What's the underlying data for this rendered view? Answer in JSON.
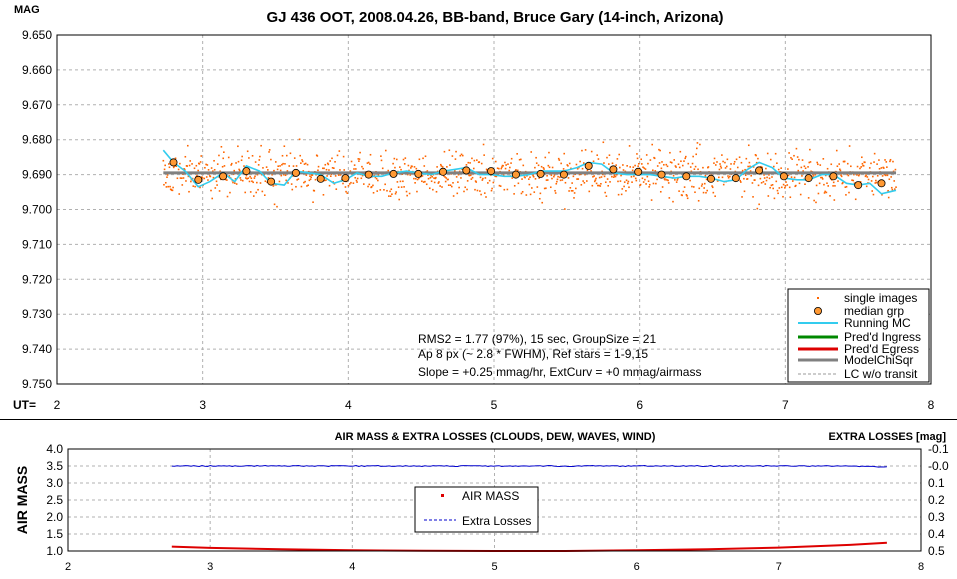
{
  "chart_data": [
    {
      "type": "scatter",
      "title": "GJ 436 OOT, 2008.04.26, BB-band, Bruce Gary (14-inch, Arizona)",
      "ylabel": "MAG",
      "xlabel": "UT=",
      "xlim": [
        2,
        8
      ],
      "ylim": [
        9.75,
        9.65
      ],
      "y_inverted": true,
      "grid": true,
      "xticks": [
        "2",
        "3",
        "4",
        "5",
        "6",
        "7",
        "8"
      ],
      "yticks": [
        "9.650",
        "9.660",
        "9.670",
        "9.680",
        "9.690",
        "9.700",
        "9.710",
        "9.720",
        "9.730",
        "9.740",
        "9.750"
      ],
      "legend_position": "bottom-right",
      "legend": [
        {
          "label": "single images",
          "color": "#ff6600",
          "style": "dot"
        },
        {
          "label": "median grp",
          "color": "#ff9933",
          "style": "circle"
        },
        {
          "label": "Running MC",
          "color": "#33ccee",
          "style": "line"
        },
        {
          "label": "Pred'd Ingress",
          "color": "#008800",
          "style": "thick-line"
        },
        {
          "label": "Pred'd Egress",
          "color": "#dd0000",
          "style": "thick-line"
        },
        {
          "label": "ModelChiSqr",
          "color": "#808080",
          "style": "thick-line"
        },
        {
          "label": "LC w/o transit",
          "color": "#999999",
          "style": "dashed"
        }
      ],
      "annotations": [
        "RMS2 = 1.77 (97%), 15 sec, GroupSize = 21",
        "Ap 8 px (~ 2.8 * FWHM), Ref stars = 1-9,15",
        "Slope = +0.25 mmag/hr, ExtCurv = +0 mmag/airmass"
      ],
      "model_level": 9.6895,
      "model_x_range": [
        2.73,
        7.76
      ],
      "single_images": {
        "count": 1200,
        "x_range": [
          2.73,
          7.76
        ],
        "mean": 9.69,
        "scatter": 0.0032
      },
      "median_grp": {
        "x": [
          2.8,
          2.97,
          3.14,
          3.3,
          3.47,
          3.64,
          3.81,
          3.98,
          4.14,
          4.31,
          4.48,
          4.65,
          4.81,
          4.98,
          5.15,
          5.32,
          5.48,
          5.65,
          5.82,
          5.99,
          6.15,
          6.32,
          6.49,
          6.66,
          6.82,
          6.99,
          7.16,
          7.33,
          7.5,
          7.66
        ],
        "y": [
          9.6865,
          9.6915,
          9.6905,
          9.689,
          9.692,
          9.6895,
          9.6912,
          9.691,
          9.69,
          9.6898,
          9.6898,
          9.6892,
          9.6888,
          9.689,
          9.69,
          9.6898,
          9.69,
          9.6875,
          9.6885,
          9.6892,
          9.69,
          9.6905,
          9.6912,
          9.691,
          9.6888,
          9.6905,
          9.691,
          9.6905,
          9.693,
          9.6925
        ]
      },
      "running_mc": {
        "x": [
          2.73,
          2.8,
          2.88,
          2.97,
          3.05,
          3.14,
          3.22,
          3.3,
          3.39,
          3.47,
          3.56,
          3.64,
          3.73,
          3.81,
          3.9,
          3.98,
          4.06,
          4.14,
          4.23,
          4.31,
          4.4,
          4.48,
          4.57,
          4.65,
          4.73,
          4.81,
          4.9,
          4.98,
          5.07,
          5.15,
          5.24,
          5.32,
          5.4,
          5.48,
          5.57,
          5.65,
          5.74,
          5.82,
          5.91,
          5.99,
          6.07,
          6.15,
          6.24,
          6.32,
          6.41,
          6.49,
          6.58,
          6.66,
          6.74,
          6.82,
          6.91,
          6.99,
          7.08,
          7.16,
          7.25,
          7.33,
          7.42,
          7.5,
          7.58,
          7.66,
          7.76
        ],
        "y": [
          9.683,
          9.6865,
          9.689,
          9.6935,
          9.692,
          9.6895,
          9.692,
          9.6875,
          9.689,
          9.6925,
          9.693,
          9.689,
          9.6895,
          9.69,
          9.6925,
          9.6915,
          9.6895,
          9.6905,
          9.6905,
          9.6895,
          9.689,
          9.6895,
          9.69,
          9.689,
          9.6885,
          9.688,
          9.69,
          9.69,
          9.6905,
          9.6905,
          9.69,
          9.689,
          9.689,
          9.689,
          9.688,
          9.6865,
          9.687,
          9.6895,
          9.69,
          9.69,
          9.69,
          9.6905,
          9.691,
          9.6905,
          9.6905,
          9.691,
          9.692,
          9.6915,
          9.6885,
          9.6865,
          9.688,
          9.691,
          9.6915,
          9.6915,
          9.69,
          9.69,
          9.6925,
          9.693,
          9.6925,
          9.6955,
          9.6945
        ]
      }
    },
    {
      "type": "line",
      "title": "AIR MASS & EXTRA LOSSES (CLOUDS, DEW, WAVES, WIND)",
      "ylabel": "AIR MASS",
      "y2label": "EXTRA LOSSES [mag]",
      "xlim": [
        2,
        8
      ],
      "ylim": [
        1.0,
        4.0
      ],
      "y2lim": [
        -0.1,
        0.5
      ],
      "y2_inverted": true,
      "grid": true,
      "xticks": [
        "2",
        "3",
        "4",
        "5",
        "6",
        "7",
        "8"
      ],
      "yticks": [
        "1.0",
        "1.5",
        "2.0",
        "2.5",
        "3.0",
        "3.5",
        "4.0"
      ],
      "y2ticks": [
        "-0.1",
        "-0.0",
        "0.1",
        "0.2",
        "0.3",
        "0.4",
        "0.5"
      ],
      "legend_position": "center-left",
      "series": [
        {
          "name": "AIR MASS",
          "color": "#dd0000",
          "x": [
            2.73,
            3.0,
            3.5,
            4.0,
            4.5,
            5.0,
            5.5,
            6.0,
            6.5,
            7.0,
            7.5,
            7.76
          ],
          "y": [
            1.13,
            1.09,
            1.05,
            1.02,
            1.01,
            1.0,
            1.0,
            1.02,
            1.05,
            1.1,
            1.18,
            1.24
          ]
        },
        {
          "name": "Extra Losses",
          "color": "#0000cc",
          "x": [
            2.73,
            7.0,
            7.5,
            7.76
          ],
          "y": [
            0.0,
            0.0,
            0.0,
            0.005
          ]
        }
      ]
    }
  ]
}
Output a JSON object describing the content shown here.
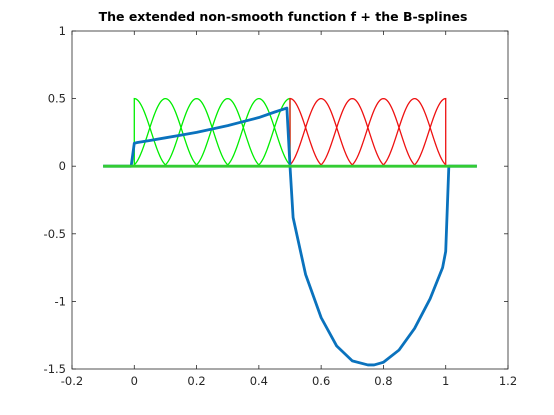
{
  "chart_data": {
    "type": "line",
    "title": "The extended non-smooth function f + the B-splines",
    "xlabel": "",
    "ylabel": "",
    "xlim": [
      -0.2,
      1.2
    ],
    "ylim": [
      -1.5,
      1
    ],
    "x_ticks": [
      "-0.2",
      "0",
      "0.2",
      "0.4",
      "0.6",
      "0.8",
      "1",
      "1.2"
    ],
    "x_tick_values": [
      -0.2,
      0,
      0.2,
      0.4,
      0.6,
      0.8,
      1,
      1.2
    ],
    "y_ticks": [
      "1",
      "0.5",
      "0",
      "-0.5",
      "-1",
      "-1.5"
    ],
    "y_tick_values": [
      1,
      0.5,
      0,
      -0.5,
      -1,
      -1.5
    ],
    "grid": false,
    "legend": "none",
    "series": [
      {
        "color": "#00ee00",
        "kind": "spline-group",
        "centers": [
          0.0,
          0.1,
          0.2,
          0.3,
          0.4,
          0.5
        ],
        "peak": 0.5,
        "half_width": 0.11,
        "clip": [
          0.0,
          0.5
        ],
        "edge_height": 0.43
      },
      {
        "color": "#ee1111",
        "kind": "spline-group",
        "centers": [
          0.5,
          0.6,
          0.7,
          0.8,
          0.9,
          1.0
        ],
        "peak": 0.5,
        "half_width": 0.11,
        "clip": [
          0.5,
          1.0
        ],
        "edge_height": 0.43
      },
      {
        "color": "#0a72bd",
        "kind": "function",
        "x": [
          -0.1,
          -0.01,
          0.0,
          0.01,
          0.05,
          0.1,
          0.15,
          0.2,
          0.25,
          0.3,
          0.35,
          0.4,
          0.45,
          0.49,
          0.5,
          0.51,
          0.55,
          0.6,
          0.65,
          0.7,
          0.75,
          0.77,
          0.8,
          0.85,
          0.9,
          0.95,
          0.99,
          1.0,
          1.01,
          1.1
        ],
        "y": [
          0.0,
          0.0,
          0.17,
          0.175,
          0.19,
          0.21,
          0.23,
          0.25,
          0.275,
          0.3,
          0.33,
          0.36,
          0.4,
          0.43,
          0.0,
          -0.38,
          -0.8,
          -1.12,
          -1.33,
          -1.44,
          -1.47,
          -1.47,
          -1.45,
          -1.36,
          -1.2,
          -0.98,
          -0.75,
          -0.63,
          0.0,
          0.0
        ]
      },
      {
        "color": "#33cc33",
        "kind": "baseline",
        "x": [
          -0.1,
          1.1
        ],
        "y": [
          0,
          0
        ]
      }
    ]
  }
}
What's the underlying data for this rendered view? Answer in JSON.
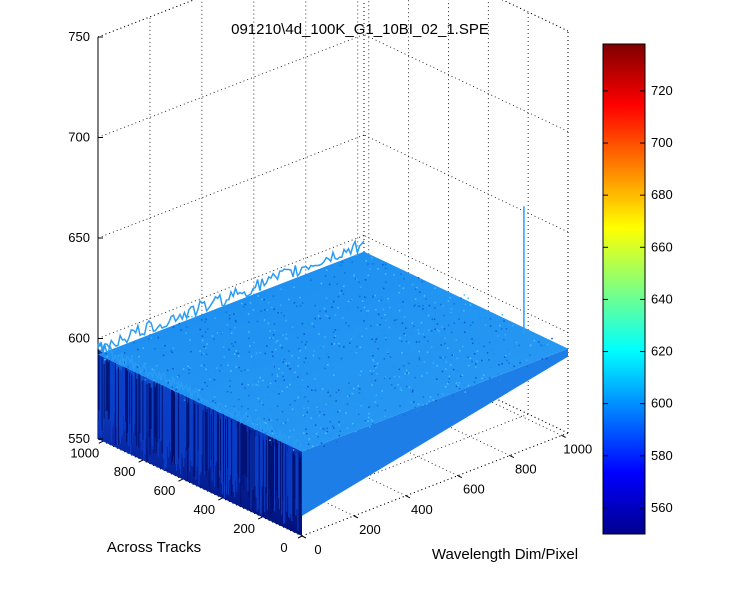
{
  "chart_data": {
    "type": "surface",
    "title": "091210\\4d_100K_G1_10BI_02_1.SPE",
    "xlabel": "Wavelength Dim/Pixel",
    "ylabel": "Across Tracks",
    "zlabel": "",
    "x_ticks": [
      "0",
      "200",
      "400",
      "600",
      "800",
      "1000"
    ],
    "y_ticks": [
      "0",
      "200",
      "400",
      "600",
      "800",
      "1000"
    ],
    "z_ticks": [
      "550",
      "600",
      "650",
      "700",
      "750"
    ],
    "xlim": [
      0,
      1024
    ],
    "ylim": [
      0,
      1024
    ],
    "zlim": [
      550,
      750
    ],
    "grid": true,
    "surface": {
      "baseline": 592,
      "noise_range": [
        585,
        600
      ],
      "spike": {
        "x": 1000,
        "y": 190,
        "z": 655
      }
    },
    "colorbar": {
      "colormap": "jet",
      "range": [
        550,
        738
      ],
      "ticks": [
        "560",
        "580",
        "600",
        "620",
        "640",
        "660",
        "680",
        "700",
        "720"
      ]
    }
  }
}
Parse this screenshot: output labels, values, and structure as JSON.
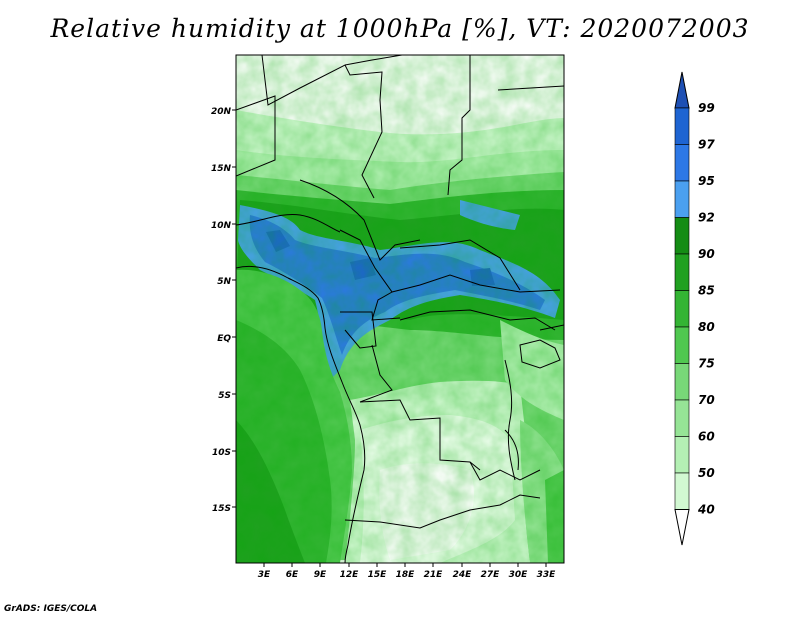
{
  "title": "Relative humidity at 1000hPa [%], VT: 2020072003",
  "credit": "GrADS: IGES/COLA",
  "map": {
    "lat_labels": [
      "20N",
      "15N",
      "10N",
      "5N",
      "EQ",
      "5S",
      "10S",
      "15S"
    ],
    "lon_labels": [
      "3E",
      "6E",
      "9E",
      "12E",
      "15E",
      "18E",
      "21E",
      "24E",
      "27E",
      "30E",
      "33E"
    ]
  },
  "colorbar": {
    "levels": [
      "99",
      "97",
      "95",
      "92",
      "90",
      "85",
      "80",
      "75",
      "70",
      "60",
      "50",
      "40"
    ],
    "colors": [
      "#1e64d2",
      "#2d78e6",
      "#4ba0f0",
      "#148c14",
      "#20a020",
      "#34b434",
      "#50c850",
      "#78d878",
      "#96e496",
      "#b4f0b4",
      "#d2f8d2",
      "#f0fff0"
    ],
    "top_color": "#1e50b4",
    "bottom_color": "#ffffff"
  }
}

DIRECTIVE: Using the data above, say how many lines include "type". No other reply is needed.

WRITTEN SOLUTION: 4